### Instructions for the task
Collect each line holding the string "June".

### Input for this task
** START **

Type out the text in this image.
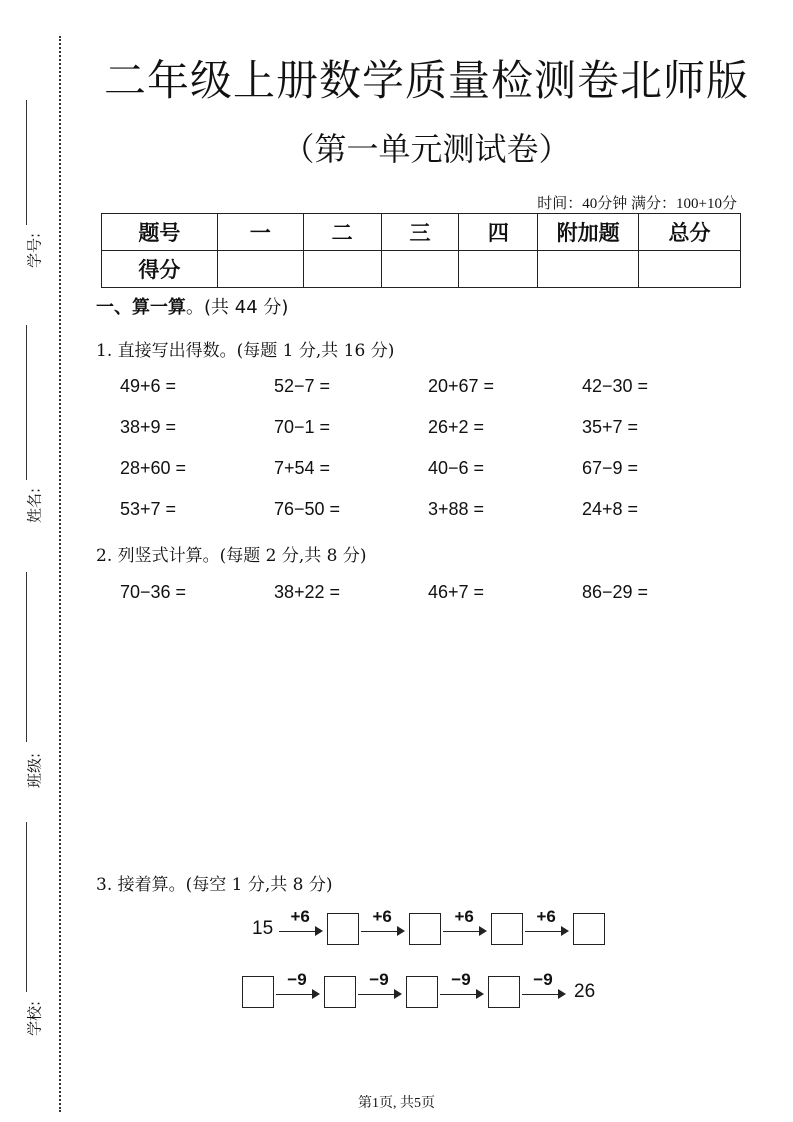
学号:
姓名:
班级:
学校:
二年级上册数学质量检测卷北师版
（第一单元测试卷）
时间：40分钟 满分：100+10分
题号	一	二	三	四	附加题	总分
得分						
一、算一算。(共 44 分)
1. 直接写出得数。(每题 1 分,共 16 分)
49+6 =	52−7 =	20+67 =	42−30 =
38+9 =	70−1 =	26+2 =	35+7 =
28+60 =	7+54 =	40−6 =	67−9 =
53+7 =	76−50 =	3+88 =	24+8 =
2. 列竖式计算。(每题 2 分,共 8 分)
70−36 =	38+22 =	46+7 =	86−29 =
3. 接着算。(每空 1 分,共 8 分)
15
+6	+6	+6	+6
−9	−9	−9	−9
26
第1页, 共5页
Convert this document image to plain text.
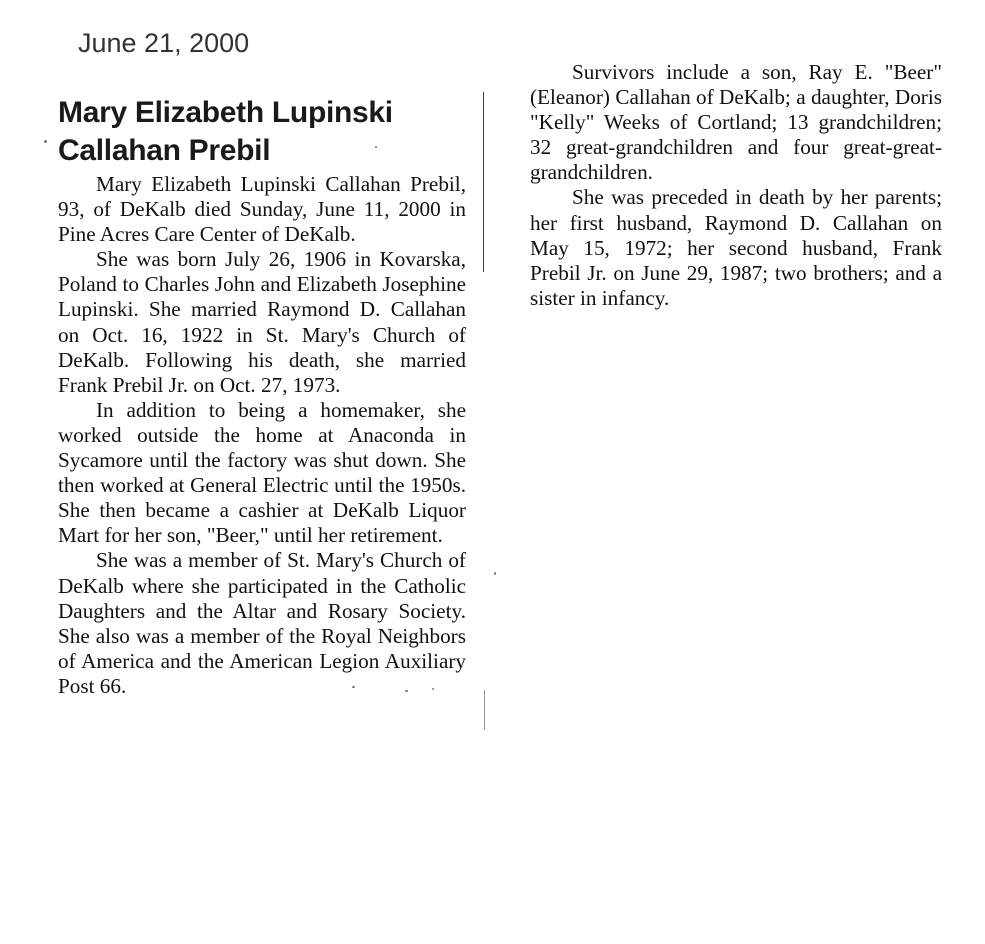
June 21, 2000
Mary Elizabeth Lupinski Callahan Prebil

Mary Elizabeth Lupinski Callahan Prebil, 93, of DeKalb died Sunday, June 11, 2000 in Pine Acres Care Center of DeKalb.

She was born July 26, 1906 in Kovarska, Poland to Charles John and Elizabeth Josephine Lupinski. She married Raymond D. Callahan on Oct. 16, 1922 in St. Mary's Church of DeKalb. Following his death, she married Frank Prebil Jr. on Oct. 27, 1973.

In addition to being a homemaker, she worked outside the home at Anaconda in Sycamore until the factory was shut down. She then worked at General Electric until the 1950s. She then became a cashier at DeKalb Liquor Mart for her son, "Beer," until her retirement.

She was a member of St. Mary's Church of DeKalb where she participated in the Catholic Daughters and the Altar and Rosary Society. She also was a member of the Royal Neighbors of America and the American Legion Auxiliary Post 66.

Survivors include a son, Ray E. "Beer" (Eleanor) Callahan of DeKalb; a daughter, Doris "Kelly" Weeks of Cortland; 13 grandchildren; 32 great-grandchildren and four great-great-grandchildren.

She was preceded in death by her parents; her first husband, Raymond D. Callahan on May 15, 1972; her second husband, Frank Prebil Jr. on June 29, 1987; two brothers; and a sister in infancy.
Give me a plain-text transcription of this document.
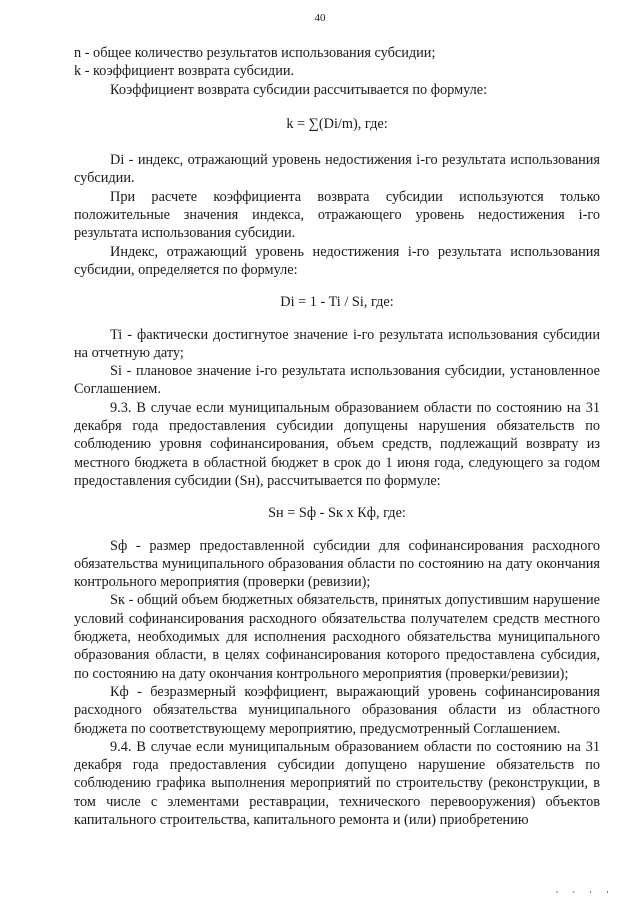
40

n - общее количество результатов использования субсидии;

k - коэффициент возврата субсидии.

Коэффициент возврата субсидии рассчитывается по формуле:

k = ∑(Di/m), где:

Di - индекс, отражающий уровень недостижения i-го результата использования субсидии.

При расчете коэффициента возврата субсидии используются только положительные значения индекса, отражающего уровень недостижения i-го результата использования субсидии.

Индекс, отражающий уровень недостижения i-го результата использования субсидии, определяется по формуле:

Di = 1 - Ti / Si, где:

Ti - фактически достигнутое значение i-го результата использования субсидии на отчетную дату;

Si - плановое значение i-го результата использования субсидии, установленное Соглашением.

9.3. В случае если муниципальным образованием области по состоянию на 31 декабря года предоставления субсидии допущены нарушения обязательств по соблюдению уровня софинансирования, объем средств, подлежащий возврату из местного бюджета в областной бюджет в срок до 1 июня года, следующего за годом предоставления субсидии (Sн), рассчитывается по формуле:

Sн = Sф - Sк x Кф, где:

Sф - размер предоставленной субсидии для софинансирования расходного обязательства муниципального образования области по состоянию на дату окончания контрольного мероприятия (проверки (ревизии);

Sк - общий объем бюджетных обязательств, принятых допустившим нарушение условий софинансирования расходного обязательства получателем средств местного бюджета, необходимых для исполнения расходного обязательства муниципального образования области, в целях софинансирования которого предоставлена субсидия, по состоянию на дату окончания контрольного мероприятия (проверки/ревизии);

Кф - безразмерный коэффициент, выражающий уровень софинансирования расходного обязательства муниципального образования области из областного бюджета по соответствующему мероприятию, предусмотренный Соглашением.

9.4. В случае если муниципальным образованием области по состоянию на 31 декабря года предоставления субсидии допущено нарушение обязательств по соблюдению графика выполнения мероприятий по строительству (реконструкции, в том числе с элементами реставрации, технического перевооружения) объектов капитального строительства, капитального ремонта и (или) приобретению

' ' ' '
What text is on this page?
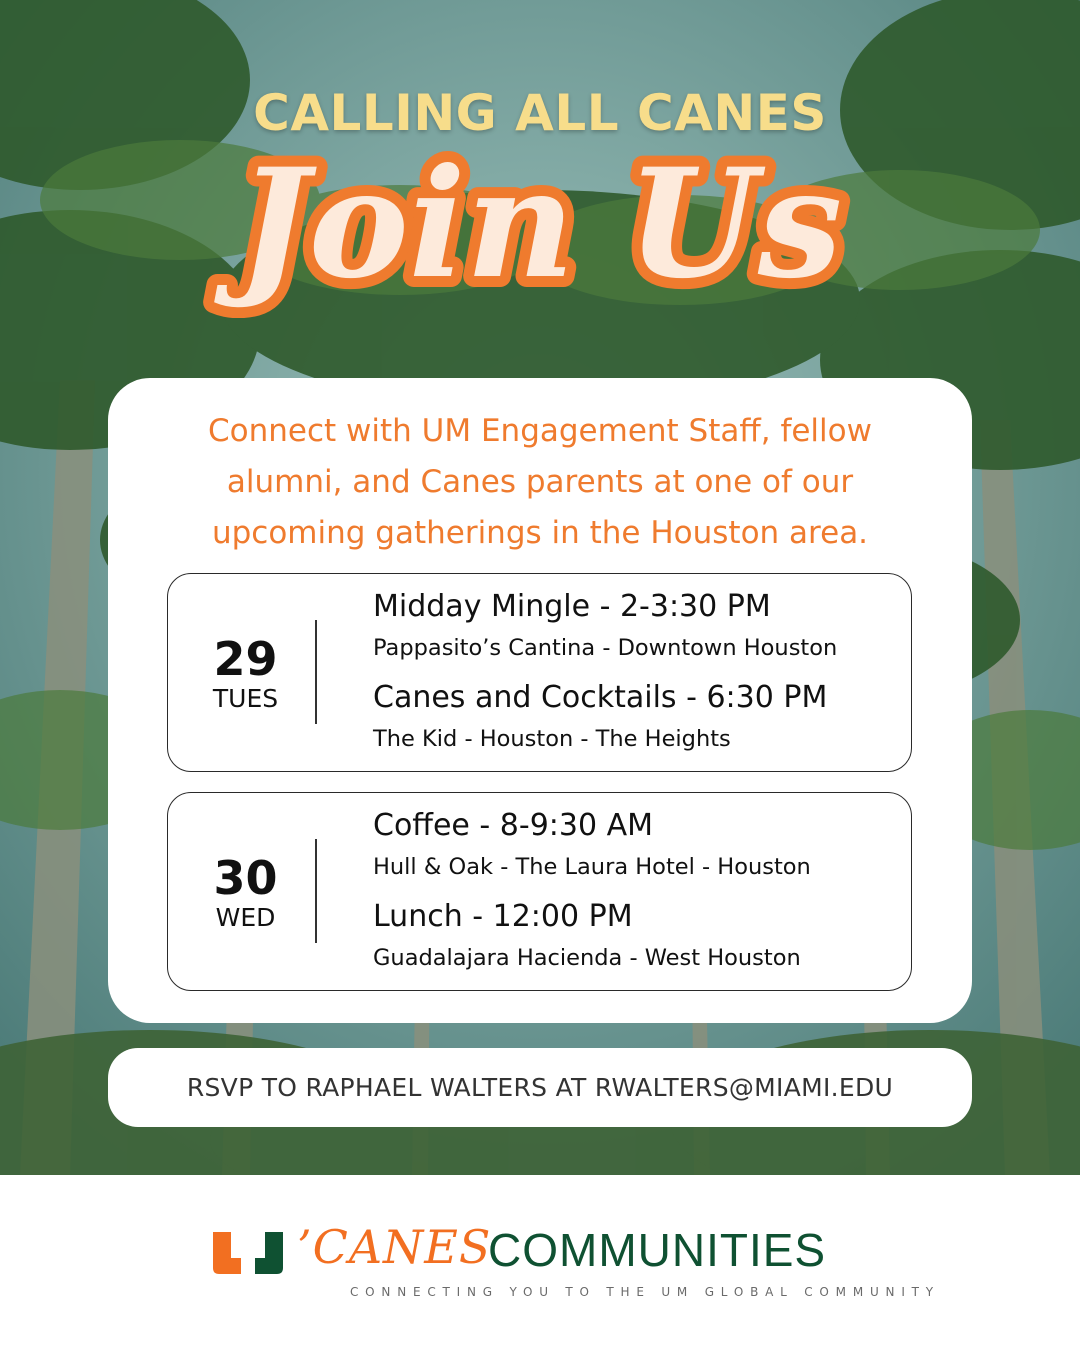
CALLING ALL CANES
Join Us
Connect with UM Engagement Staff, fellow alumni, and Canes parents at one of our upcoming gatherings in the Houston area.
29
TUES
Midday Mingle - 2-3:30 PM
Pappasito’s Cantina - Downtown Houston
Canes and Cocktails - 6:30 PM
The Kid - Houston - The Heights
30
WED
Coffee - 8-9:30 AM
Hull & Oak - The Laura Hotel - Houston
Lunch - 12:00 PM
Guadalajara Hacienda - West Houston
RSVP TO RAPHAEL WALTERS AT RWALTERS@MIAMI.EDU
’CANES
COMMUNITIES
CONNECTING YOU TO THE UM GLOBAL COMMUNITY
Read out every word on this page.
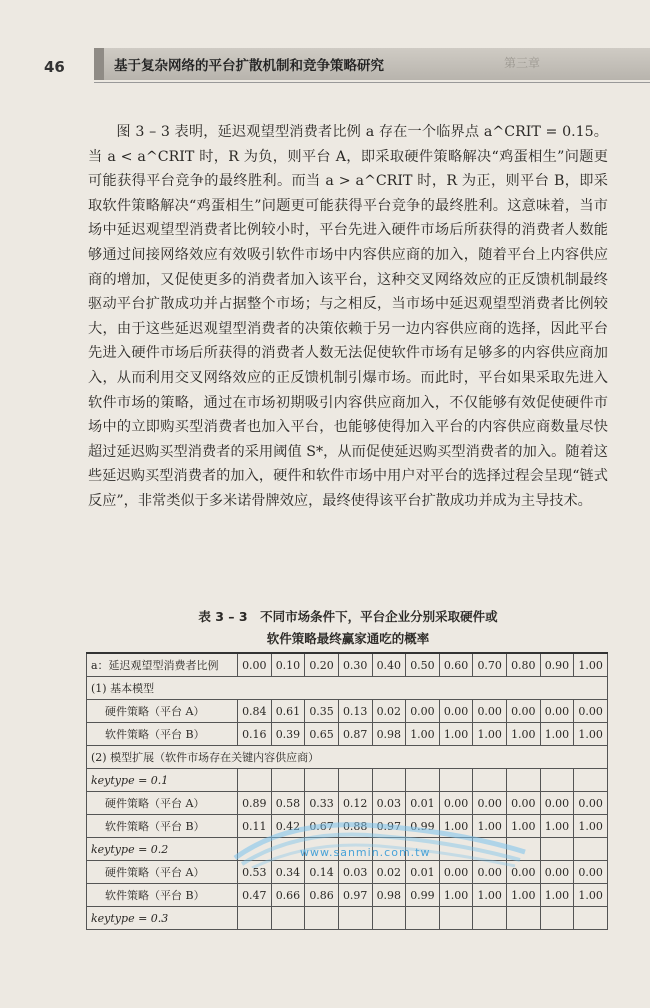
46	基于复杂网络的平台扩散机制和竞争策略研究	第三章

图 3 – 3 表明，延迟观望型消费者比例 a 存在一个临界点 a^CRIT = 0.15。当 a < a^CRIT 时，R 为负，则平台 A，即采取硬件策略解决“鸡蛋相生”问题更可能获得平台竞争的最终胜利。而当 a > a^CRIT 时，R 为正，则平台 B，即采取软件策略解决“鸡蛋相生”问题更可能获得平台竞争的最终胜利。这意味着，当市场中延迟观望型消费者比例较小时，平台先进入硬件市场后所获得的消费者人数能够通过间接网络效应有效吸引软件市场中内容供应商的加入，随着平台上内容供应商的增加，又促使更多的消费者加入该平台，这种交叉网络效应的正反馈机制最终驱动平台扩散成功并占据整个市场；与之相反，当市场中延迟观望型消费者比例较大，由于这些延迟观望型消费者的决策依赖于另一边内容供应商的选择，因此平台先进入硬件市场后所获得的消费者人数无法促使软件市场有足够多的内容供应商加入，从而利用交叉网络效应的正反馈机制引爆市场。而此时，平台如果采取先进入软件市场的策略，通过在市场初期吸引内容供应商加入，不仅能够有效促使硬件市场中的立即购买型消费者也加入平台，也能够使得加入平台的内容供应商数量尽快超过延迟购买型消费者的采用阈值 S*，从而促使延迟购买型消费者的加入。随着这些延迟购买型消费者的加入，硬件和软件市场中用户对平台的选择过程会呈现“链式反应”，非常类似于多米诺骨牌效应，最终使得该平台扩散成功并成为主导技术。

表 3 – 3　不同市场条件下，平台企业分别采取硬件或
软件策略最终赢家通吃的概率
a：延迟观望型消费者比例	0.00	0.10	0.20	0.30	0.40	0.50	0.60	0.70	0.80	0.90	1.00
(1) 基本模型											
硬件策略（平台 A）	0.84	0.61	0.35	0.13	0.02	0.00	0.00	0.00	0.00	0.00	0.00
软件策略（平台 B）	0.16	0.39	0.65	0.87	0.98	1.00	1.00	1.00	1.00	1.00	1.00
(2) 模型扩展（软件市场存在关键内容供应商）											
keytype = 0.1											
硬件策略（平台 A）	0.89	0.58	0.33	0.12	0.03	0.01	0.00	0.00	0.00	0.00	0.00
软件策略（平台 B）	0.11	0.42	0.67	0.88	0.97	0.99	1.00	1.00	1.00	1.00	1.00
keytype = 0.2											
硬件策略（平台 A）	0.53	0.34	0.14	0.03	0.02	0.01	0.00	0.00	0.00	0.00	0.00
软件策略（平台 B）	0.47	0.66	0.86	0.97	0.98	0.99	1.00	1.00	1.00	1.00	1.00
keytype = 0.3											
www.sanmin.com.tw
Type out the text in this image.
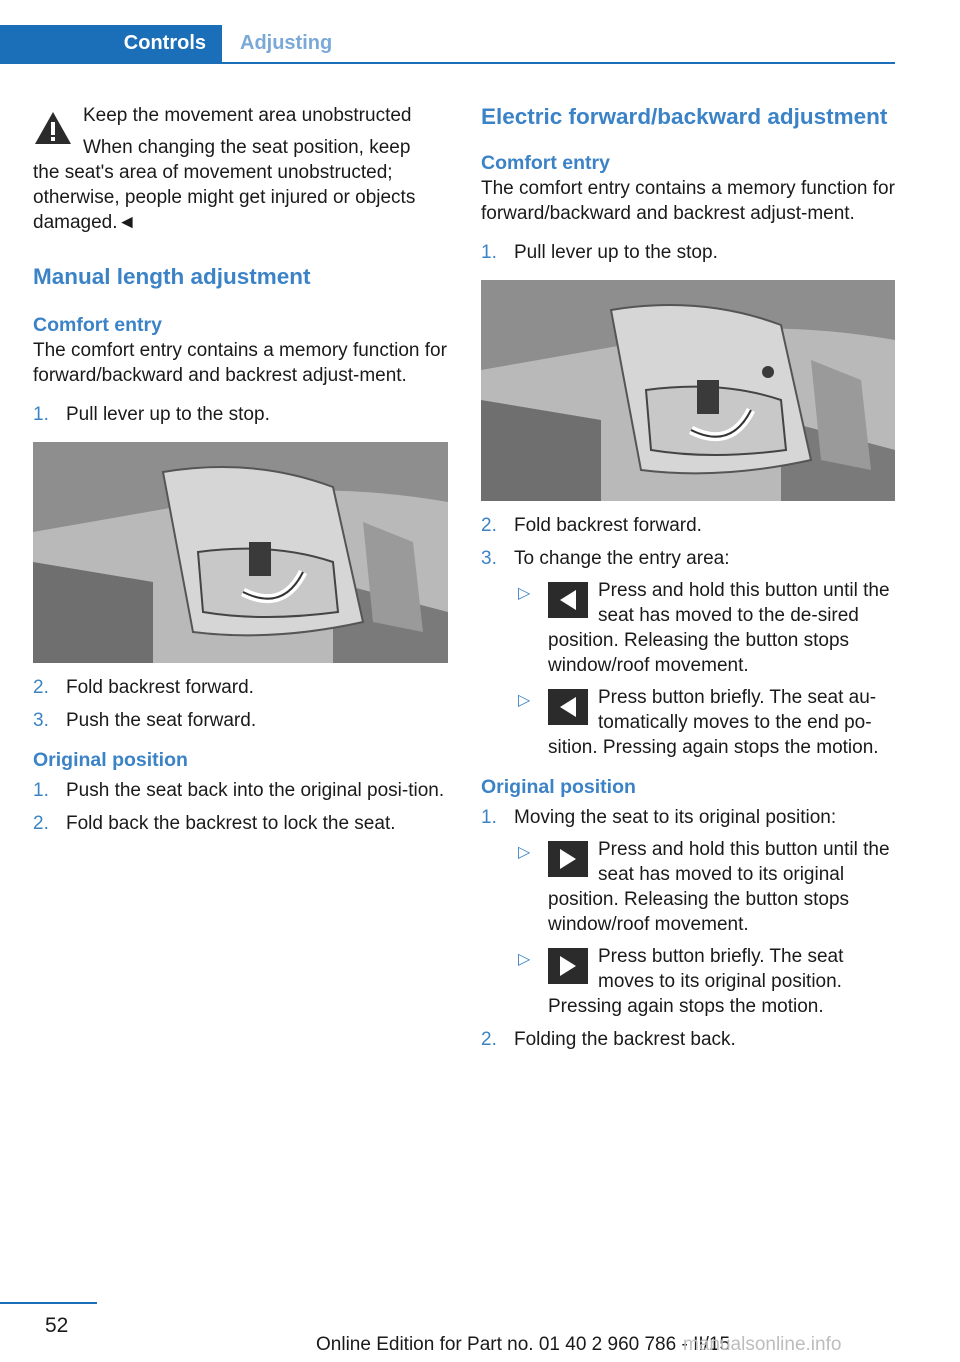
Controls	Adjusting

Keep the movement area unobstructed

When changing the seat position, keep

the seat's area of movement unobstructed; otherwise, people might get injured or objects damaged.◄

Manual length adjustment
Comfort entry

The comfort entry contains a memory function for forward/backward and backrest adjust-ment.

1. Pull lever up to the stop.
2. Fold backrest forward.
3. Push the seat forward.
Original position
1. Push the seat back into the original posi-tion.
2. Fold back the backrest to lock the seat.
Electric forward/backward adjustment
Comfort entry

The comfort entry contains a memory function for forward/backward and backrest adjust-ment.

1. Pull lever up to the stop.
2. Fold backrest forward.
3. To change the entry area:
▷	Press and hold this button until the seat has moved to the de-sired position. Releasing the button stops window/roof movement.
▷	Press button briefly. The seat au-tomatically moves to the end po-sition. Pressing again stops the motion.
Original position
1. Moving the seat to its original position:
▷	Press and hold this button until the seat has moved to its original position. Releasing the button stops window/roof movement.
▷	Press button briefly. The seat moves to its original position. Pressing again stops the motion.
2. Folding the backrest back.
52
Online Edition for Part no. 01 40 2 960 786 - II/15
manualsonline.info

** END **

### Full output
June 21, 2000
Mary Elizabeth Lupinski Callahan Prebil, 93, of DeKalb died Sunday, June 11, 2000 in Pine Acres Care Center of DeKalb.
She was preceded in death by her parents; her first husband, Raymond D. Callahan on May 15, 1972; her second husband, Frank Prebil Jr. on June 29, 1987; two brothers; and a sister in infancy.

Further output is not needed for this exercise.